··· TEXT SECTION ···

He was just 24 years old when brought to Civil Hospital Karachi. His condition was poor – bleeding from nose, was suffering from continuous diarrhea, and his history revealed addiction to drugs and what added to suspicion was his sex with multiple partners. The lab tests confirmed – He was living with HIV. By the time his HIV status was confirmed it was not clear how many people may have faced the risk of transmission – for himself as well as for others with whom he had interacted, either through sex or using same syringe for drugs.
When further probed, a horrifying fact was revealed. He was suspecting this disease but avoided it due to fear of HIV stigma and the subsequent discrimination. For him HIV means he had AIDS and destined for death. He was certainly wrong, but this is what the general perception is.
Although Pakistan has been somewhat insulated from this disease till now, it is worth concerning that between 2010 and 2020 there has been 84% new HIV infections, the situation remains at a precarious crossroads. Pakistan is currently at 161 ranks out of 192 countries in terms of Human Development Index. The country today is considered a high- risk area and the shrinking world, with each passing day, is making us more vulnerable to this invisible fire. According to the National AIDS Control Program’s official data (Nov 2023), there are an estimated 269, 244 cases of HIV, yet only 53,718 are registered.
Our large population is uneducated and hardly knows anything about AIDS except that it is a deadly disease. Most people do not know that HIV is treatable, and that treatment is available for free in Pakistan. Even in the learned class, the misconception is anybody having HIV is an AIDS patient. People avoid interaction with such a person due to fear of contracting the same virus. An ailment that is too a serious one, already has very negative effects on the morale of the person and such an attitude further aggravates his condition. The person living with HIV does not necessarily mean that he or she has contracted it through sexual transmission or drugs, though it is a major cause. Non screened blood transfusion and use of unsterilised needles could also be a cause. In 2019 in Rato-dero, a small town in Sindh, 15 children were simultaneously tested positive for HIV. Alarmed by the figure, the whole municipality was tested, and 157 more cases surfaced – A result of use of same syringe multiple times by a quack impersonating as doctor. The damage was irreversible.
HIV myths abound from misconceptions that it exclusively targets older individuals and condoms offer no protection. Some even think it can spread through everyday actions like sharing food, hugging, or kissing, and that it results in a death sentence. The truth is: HIV can affect anyone, though specific groups are more vulnerable. Everyday interactions pose no risk, and while there’s no cure, Antiretroviral therapy (ART) effectively manages the virus, enabling long, healthy lives. You can’t discern HIV status by appearance; only a lab test provides confirmation.

··· DATA ···

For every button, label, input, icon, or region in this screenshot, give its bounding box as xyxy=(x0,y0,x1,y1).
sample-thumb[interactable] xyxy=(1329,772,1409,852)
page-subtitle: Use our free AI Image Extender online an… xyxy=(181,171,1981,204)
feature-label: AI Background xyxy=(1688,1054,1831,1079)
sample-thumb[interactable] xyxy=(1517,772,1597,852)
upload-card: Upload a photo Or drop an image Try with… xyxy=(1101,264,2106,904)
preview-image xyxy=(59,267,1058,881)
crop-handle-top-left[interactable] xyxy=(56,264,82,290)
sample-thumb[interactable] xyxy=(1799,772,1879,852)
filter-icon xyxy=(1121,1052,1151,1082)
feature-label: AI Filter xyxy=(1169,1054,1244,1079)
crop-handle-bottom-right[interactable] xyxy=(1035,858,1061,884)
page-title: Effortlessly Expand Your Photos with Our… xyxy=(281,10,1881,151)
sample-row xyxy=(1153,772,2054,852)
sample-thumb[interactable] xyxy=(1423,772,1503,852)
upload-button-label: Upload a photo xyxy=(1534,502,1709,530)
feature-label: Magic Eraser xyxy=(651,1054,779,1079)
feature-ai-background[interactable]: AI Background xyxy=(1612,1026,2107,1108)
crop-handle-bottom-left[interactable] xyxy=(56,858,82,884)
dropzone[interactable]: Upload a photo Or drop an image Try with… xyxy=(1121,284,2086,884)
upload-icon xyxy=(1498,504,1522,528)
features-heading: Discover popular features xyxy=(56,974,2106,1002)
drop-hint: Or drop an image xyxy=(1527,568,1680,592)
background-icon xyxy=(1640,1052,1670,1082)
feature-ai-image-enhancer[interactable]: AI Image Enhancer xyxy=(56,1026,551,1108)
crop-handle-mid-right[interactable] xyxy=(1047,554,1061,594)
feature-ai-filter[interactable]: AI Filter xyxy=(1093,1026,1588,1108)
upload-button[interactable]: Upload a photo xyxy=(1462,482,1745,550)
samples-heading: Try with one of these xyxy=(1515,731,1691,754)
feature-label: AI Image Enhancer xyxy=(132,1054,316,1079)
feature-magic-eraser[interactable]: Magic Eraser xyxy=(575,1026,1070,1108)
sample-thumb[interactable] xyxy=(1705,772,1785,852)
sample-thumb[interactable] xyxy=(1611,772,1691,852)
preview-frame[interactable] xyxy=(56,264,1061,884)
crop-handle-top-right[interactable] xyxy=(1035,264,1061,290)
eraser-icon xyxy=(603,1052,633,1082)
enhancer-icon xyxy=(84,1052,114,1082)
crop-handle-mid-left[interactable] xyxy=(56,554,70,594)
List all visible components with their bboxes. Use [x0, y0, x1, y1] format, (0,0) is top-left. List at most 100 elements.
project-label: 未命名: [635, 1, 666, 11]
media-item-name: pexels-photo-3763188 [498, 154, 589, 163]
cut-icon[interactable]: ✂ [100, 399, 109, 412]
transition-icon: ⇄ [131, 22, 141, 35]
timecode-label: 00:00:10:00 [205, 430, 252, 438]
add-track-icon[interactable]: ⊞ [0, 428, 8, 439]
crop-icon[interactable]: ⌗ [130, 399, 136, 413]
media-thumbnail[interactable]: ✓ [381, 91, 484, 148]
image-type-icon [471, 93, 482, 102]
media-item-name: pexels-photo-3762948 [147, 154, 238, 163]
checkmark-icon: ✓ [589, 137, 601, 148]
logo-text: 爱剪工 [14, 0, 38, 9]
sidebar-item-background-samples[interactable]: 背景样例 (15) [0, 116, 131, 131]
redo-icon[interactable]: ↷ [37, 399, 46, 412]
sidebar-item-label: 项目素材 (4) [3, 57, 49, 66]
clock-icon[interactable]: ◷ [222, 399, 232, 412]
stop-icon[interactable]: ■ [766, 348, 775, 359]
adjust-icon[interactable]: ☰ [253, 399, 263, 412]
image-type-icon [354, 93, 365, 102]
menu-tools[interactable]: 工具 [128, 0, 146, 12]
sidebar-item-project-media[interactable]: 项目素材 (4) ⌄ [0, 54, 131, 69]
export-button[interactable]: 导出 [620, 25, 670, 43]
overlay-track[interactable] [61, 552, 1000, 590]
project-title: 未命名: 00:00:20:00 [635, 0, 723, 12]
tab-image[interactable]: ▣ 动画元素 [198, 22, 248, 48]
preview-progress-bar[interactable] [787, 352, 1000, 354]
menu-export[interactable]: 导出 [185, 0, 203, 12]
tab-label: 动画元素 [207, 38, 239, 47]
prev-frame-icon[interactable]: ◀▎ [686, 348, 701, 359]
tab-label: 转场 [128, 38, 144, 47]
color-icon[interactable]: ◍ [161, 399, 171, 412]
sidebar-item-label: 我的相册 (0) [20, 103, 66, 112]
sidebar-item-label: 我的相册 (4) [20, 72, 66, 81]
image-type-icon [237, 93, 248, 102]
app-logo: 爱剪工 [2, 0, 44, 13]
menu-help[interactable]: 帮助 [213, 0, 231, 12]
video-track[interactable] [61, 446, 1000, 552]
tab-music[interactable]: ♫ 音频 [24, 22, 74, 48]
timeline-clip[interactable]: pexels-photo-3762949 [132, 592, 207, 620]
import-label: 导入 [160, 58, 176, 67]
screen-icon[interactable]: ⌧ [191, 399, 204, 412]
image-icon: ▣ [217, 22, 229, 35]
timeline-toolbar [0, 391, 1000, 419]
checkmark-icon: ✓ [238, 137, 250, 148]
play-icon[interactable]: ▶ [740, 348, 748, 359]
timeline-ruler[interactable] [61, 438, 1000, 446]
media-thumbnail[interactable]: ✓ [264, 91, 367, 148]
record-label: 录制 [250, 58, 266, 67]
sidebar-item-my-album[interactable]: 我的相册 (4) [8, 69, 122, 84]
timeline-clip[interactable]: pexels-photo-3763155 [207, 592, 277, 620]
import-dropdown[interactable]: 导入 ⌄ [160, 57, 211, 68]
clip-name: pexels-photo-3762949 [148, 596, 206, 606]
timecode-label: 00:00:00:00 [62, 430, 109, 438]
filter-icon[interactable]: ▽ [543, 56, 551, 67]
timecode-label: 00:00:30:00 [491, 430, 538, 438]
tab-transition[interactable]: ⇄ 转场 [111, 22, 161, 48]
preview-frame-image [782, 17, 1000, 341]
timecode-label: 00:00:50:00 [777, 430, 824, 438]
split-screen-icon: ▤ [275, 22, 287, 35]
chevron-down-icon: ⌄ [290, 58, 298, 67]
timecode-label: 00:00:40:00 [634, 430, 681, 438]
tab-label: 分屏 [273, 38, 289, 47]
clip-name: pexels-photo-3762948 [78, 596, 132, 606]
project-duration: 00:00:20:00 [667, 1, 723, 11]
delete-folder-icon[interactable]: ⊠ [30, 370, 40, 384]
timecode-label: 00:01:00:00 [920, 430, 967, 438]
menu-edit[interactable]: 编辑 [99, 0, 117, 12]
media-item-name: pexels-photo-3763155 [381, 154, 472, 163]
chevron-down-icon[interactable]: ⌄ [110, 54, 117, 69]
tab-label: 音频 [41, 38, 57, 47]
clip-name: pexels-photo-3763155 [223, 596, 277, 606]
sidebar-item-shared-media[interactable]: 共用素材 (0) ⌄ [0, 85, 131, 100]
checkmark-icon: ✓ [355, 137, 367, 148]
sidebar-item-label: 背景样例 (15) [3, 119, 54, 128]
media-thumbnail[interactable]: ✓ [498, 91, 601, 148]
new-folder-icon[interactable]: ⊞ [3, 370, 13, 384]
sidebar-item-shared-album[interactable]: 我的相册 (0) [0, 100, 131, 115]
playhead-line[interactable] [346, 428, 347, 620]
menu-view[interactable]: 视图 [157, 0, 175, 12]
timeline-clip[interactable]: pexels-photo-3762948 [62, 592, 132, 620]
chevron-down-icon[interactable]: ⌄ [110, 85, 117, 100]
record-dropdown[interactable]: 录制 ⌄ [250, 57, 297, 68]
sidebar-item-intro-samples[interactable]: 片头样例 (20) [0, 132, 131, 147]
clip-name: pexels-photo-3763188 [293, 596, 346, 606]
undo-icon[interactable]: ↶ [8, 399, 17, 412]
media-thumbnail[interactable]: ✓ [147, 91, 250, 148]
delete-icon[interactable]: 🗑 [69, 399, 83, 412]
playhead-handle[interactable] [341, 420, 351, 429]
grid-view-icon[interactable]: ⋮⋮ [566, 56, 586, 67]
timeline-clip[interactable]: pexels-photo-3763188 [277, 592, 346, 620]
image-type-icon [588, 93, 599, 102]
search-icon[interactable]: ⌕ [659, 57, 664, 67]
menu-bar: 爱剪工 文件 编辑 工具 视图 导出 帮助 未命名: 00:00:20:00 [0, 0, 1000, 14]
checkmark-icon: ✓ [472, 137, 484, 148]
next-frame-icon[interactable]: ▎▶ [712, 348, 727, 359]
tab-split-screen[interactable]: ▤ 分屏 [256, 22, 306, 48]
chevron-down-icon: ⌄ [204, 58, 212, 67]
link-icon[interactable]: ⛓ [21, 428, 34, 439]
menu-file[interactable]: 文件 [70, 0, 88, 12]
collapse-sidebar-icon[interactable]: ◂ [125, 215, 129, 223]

···

TASK INSTRUCTIONS:
1. In the article on HIV in Pakistan, how many HIV cases were registered according to the National AIDS Control Program's data from November 2023?
2. Using the article on HIV in Pakistan, explain in one to three sentences why the 24-year-old man avoided facing the disease he suspected he had.
3. Take the article on HIV in Pakistan further, continuing from its last sentence.

ANSWERS FOR THE EXERCISE:
1. 53,718 cases were registered.

2. He feared the stigma around HIV and the discrimination that would follow. He also believed that having HIV meant he had AIDS and was destined to die.

3.
In 2023, we commemorate the 35th World AIDS Day, observing the global theme ‘Let Communities Lead.’ This milestone, marked as “World AIDS Day 35: Remember and Commit,” serves as an opportunity to empower individuals with scientifically accurate knowledge, enabling them to make informed decisions about their sexual health and minimise its impact within communities. The unjust stigma and discrimination must be actively countered. Recognising the urgent need to address a long-standing yet often overlooked issue, the United Nations Development Program (UNDP) and the Joint United Nations Program on HIV/AIDS (UNAIDS), in collaboration with local stakeholders, have embarked on a commendable endeavor. They have formulated a comprehensive strategy to combat HIV related stigma and discrimination for the Law Enforcement Agencies (LEAs). This initiative deserves commendation for its proactive approach in tackling an urgent problem.
Addressing myths and misconceptions through education, accurate information dissemination, and awareness campaigns is crucial. It’s equally essential to engage Law Enforcement Agencies in reducing stigma, which includes negative attitudes, beliefs, and discrimination directed toward individuals living with the virus. Stigma carries significant public health implications as it discourages people from getting tested, seeking treatment, and disclosing their status.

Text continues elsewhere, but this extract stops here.